**Aim:**
What lines of the data include the string "this"? Copy them all.

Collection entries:
******************************
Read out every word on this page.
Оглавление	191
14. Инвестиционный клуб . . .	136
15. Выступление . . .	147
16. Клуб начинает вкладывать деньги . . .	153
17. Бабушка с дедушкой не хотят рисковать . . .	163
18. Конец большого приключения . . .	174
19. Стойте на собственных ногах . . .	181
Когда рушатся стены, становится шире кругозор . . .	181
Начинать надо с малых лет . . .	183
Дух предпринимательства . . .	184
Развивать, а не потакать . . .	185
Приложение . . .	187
******************************
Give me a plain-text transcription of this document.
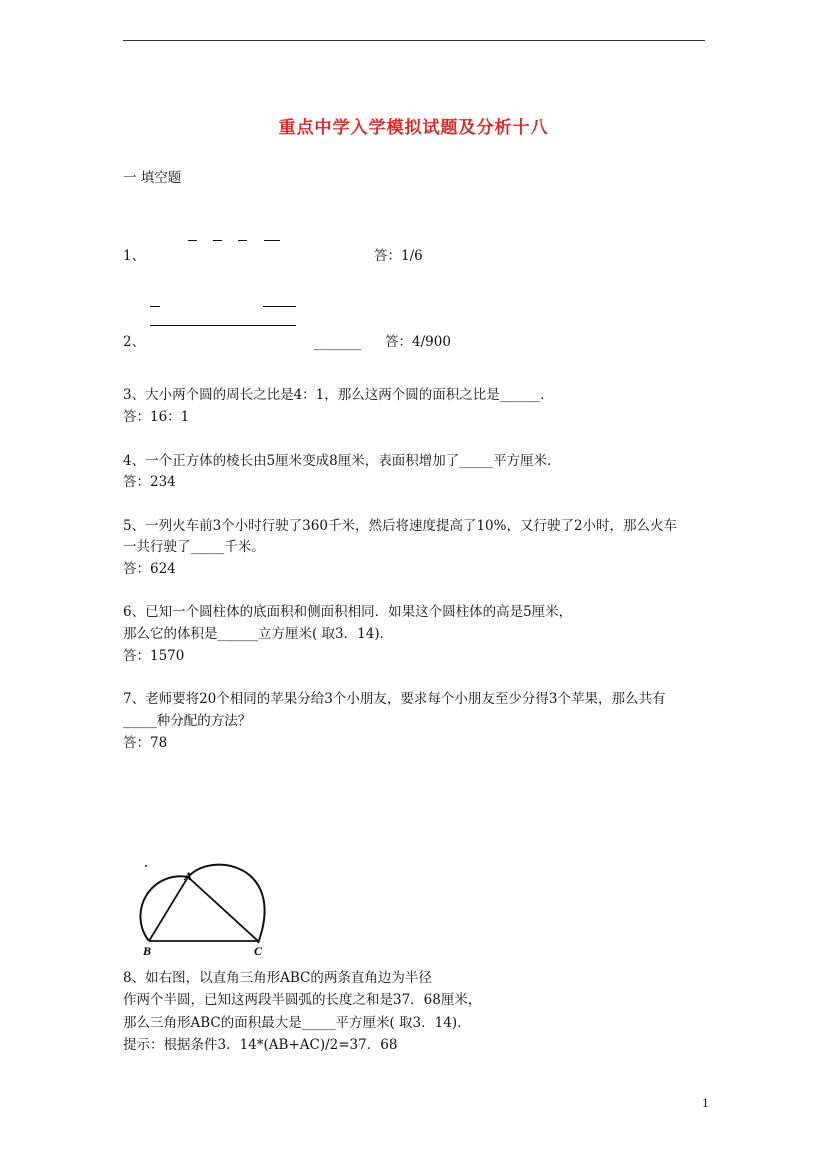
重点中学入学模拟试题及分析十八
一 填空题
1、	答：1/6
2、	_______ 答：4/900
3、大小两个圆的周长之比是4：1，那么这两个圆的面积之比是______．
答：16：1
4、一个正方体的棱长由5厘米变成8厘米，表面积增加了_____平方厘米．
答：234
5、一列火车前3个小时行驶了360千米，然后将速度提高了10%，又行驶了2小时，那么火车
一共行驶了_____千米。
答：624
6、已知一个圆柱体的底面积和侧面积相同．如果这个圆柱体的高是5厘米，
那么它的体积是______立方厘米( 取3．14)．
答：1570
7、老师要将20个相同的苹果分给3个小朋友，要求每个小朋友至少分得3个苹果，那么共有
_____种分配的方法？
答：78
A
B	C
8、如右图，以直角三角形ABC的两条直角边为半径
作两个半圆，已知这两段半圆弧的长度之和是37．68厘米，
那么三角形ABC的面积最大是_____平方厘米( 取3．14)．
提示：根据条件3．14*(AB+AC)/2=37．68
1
******************************
**Response below:**
Read out every word on this page.
Give me a plain-text transcription of this document.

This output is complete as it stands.